▸ Required task
Retype every entry in its entirety, without alteration.

** Start of Material shown **

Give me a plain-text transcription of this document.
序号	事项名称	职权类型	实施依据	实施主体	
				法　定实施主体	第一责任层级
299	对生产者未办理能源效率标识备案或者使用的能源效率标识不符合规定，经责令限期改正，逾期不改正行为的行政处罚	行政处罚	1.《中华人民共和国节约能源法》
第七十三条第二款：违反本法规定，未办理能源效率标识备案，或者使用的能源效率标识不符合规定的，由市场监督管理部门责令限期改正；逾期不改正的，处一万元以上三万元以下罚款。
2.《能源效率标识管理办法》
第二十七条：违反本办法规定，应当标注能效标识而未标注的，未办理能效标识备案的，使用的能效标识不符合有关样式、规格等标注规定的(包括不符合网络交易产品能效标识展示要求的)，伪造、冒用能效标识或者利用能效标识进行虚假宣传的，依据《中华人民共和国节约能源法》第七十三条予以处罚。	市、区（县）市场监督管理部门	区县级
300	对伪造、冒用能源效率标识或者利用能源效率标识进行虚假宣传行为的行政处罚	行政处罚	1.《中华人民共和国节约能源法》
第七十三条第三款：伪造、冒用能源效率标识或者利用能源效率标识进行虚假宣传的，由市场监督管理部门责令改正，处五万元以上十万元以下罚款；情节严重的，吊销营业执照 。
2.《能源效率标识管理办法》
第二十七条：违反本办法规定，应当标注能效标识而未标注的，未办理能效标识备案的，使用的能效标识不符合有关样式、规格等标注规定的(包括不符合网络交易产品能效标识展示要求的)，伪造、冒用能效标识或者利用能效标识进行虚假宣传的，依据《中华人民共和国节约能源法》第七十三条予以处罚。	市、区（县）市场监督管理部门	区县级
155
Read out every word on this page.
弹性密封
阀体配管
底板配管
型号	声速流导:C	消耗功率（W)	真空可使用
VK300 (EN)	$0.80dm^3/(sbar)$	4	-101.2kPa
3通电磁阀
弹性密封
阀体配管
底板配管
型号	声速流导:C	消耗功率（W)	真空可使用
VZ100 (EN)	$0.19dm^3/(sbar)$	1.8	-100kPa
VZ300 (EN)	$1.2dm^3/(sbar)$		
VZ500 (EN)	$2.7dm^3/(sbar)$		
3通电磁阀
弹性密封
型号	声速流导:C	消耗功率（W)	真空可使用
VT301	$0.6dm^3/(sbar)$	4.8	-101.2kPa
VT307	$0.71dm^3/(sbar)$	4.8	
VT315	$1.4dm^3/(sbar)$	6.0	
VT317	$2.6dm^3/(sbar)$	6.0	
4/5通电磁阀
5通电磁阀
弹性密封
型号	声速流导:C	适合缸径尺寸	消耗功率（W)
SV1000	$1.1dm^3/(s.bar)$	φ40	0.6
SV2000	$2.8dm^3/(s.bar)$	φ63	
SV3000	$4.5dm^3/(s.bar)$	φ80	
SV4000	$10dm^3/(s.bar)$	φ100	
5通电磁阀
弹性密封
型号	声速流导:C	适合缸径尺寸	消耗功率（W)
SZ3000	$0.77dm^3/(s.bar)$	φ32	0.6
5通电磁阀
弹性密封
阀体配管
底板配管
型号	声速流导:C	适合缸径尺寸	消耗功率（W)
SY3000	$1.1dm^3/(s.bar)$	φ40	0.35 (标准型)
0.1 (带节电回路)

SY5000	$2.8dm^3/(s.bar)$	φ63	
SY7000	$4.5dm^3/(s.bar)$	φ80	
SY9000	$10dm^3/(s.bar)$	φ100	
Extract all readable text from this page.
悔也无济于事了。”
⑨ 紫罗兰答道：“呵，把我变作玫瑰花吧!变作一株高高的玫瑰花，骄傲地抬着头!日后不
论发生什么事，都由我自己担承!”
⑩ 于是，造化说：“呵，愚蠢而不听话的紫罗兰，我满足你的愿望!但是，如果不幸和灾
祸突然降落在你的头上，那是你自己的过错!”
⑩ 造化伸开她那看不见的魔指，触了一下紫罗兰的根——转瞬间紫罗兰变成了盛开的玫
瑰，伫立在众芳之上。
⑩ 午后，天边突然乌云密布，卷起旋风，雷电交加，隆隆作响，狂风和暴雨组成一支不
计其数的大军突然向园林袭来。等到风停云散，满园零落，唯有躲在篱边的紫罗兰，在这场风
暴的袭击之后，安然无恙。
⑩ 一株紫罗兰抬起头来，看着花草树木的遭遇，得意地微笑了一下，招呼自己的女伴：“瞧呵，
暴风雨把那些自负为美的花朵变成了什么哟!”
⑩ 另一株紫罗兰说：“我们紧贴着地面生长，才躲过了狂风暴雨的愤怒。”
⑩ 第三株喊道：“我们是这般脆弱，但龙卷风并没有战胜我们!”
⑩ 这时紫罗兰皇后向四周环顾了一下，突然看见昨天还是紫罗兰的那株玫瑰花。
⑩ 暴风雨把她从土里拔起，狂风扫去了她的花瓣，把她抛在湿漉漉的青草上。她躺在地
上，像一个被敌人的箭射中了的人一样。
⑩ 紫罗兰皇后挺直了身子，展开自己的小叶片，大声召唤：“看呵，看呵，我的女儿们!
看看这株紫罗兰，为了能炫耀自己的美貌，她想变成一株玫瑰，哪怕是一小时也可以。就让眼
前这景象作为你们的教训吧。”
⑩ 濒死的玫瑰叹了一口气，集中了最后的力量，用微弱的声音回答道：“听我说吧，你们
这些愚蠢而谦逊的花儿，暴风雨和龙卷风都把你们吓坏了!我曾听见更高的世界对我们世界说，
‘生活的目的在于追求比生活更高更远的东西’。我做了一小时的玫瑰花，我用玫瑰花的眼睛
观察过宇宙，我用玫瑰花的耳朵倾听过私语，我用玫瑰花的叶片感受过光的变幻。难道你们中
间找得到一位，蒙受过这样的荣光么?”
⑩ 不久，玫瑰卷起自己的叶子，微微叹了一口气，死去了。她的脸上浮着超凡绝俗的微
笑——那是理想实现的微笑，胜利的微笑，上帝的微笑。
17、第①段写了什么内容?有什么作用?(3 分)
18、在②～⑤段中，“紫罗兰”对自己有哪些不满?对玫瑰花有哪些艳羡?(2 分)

** End of Material shown **

▸ Response
Give me a plain-text transcription of this document.
序号	事项名称	职权类型	实施依据	实施主体	
				法　定实施主体	第一责任层级
299	对生产者未办理能源效率标识备案或者使用的能源效率标识不符合规定，经责令限期改正，逾期不改正行为的行政处罚	行政处罚	1.《中华人民共和国节约能源法》
第七十三条第二款：违反本法规定，未办理能源效率标识备案，或者使用的能源效率标识不符合规定的，由市场监督管理部门责令限期改正；逾期不改正的，处一万元以上三万元以下罚款。
2.《能源效率标识管理办法》
第二十七条：违反本办法规定，应当标注能效标识而未标注的，未办理能效标识备案的，使用的能效标识不符合有关样式、规格等标注规定的(包括不符合网络交易产品能效标识展示要求的)，伪造、冒用能效标识或者利用能效标识进行虚假宣传的，依据《中华人民共和国节约能源法》第七十三条予以处罚。	市、区（县）市场监督管理部门	区县级
300	对伪造、冒用能源效率标识或者利用能源效率标识进行虚假宣传行为的行政处罚	行政处罚	1.《中华人民共和国节约能源法》
第七十三条第三款：伪造、冒用能源效率标识或者利用能源效率标识进行虚假宣传的，由市场监督管理部门责令改正，处五万元以上十万元以下罚款；情节严重的，吊销营业执照 。
2.《能源效率标识管理办法》
第二十七条：违反本办法规定，应当标注能效标识而未标注的，未办理能效标识备案的，使用的能效标识不符合有关样式、规格等标注规定的(包括不符合网络交易产品能效标识展示要求的)，伪造、冒用能效标识或者利用能效标识进行虚假宣传的，依据《中华人民共和国节约能源法》第七十三条予以处罚。	市、区（县）市场监督管理部门	区县级
155
Read out every word on this page.
弹性密封
阀体配管
底板配管
型号	声速流导:C	消耗功率（W)	真空可使用
VK300 (EN)	$0.80dm^3/(sbar)$	4	-101.2kPa
3通电磁阀
弹性密封
阀体配管
底板配管
型号	声速流导:C	消耗功率（W)	真空可使用
VZ100 (EN)	$0.19dm^3/(sbar)$	1.8	-100kPa
VZ300 (EN)	$1.2dm^3/(sbar)$		
VZ500 (EN)	$2.7dm^3/(sbar)$		
3通电磁阀
弹性密封
型号	声速流导:C	消耗功率（W)	真空可使用
VT301	$0.6dm^3/(sbar)$	4.8	-101.2kPa
VT307	$0.71dm^3/(sbar)$	4.8	
VT315	$1.4dm^3/(sbar)$	6.0	
VT317	$2.6dm^3/(sbar)$	6.0	
4/5通电磁阀
5通电磁阀
弹性密封
型号	声速流导:C	适合缸径尺寸	消耗功率（W)
SV1000	$1.1dm^3/(s.bar)$	φ40	0.6
SV2000	$2.8dm^3/(s.bar)$	φ63	
SV3000	$4.5dm^3/(s.bar)$	φ80	
SV4000	$10dm^3/(s.bar)$	φ100	
5通电磁阀
弹性密封
型号	声速流导:C	适合缸径尺寸	消耗功率（W)
SZ3000	$0.77dm^3/(s.bar)$	φ32	0.6
5通电磁阀
弹性密封
阀体配管
底板配管
型号	声速流导:C	适合缸径尺寸	消耗功率（W)
SY3000	$1.1dm^3/(s.bar)$	φ40	0.35 (标准型)
0.1 (带节电回路)

SY5000	$2.8dm^3/(s.bar)$	φ63	
SY7000	$4.5dm^3/(s.bar)$	φ80	
SY9000	$10dm^3/(s.bar)$	φ100	
Extract all readable text from this page.
悔也无济于事了。”
⑨ 紫罗兰答道：“呵，把我变作玫瑰花吧!变作一株高高的玫瑰花，骄傲地抬着头!日后不
论发生什么事，都由我自己担承!”
⑩ 于是，造化说：“呵，愚蠢而不听话的紫罗兰，我满足你的愿望!但是，如果不幸和灾
祸突然降落在你的头上，那是你自己的过错!”
⑩ 造化伸开她那看不见的魔指，触了一下紫罗兰的根——转瞬间紫罗兰变成了盛开的玫
瑰，伫立在众芳之上。
⑩ 午后，天边突然乌云密布，卷起旋风，雷电交加，隆隆作响，狂风和暴雨组成一支不
计其数的大军突然向园林袭来。等到风停云散，满园零落，唯有躲在篱边的紫罗兰，在这场风
暴的袭击之后，安然无恙。
⑩ 一株紫罗兰抬起头来，看着花草树木的遭遇，得意地微笑了一下，招呼自己的女伴：“瞧呵，
暴风雨把那些自负为美的花朵变成了什么哟!”
⑩ 另一株紫罗兰说：“我们紧贴着地面生长，才躲过了狂风暴雨的愤怒。”
⑩ 第三株喊道：“我们是这般脆弱，但龙卷风并没有战胜我们!”
⑩ 这时紫罗兰皇后向四周环顾了一下，突然看见昨天还是紫罗兰的那株玫瑰花。
⑩ 暴风雨把她从土里拔起，狂风扫去了她的花瓣，把她抛在湿漉漉的青草上。她躺在地
上，像一个被敌人的箭射中了的人一样。
⑩ 紫罗兰皇后挺直了身子，展开自己的小叶片，大声召唤：“看呵，看呵，我的女儿们!
看看这株紫罗兰，为了能炫耀自己的美貌，她想变成一株玫瑰，哪怕是一小时也可以。就让眼
前这景象作为你们的教训吧。”
⑩ 濒死的玫瑰叹了一口气，集中了最后的力量，用微弱的声音回答道：“听我说吧，你们
这些愚蠢而谦逊的花儿，暴风雨和龙卷风都把你们吓坏了!我曾听见更高的世界对我们世界说，
‘生活的目的在于追求比生活更高更远的东西’。我做了一小时的玫瑰花，我用玫瑰花的眼睛
观察过宇宙，我用玫瑰花的耳朵倾听过私语，我用玫瑰花的叶片感受过光的变幻。难道你们中
间找得到一位，蒙受过这样的荣光么?”
⑩ 不久，玫瑰卷起自己的叶子，微微叹了一口气，死去了。她的脸上浮着超凡绝俗的微
笑——那是理想实现的微笑，胜利的微笑，上帝的微笑。
17、第①段写了什么内容?有什么作用?(3 分)
18、在②～⑤段中，“紫罗兰”对自己有哪些不满?对玫瑰花有哪些艳羡?(2 分)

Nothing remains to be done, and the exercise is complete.